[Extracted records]
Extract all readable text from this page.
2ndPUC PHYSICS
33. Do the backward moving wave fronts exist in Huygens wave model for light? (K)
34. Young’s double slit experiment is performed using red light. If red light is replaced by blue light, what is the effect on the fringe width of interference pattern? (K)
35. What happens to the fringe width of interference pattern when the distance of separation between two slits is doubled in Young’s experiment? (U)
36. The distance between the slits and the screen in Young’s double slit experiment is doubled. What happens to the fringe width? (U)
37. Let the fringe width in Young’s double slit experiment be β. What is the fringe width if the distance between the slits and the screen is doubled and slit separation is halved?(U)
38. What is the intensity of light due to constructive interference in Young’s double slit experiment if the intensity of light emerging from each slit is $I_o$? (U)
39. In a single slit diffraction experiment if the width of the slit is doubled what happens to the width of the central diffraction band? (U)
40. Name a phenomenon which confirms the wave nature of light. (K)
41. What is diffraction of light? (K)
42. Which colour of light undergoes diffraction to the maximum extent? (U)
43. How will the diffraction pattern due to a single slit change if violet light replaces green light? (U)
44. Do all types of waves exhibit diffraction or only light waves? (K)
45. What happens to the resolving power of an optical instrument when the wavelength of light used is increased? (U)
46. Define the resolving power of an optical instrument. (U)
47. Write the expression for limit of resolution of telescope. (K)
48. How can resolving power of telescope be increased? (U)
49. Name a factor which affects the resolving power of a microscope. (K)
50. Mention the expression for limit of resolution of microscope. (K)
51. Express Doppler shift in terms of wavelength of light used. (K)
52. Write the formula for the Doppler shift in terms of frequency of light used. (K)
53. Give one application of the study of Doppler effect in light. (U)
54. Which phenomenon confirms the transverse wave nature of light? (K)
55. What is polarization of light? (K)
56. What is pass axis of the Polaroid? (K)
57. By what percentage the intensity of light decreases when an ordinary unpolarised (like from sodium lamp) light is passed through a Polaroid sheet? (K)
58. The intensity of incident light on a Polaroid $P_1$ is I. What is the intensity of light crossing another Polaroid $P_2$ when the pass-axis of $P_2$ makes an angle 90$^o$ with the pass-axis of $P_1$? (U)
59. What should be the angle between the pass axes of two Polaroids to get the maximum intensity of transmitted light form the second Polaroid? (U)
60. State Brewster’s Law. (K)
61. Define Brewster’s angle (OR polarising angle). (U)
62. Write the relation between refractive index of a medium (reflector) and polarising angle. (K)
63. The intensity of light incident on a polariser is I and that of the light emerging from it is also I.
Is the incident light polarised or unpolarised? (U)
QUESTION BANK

# Requirement
Transcribe the data. Leave every line exactly as it is.

# Output for this exercise
Extract all readable text from this page.
2ndPUC PHYSICS
33. Do the backward moving wave fronts exist in Huygens wave model for light? (K)
34. Young’s double slit experiment is performed using red light. If red light is replaced by blue light, what is the effect on the fringe width of interference pattern? (K)
35. What happens to the fringe width of interference pattern when the distance of separation between two slits is doubled in Young’s experiment? (U)
36. The distance between the slits and the screen in Young’s double slit experiment is doubled. What happens to the fringe width? (U)
37. Let the fringe width in Young’s double slit experiment be β. What is the fringe width if the distance between the slits and the screen is doubled and slit separation is halved?(U)
38. What is the intensity of light due to constructive interference in Young’s double slit experiment if the intensity of light emerging from each slit is $I_o$? (U)
39. In a single slit diffraction experiment if the width of the slit is doubled what happens to the width of the central diffraction band? (U)
40. Name a phenomenon which confirms the wave nature of light. (K)
41. What is diffraction of light? (K)
42. Which colour of light undergoes diffraction to the maximum extent? (U)
43. How will the diffraction pattern due to a single slit change if violet light replaces green light? (U)
44. Do all types of waves exhibit diffraction or only light waves? (K)
45. What happens to the resolving power of an optical instrument when the wavelength of light used is increased? (U)
46. Define the resolving power of an optical instrument. (U)
47. Write the expression for limit of resolution of telescope. (K)
48. How can resolving power of telescope be increased? (U)
49. Name a factor which affects the resolving power of a microscope. (K)
50. Mention the expression for limit of resolution of microscope. (K)
51. Express Doppler shift in terms of wavelength of light used. (K)
52. Write the formula for the Doppler shift in terms of frequency of light used. (K)
53. Give one application of the study of Doppler effect in light. (U)
54. Which phenomenon confirms the transverse wave nature of light? (K)
55. What is polarization of light? (K)
56. What is pass axis of the Polaroid? (K)
57. By what percentage the intensity of light decreases when an ordinary unpolarised (like from sodium lamp) light is passed through a Polaroid sheet? (K)
58. The intensity of incident light on a Polaroid $P_1$ is I. What is the intensity of light crossing another Polaroid $P_2$ when the pass-axis of $P_2$ makes an angle 90$^o$ with the pass-axis of $P_1$? (U)
59. What should be the angle between the pass axes of two Polaroids to get the maximum intensity of transmitted light form the second Polaroid? (U)
60. State Brewster’s Law. (K)
61. Define Brewster’s angle (OR polarising angle). (U)
62. Write the relation between refractive index of a medium (reflector) and polarising angle. (K)
63. The intensity of light incident on a polariser is I and that of the light emerging from it is also I.
Is the incident light polarised or unpolarised? (U)
QUESTION BANK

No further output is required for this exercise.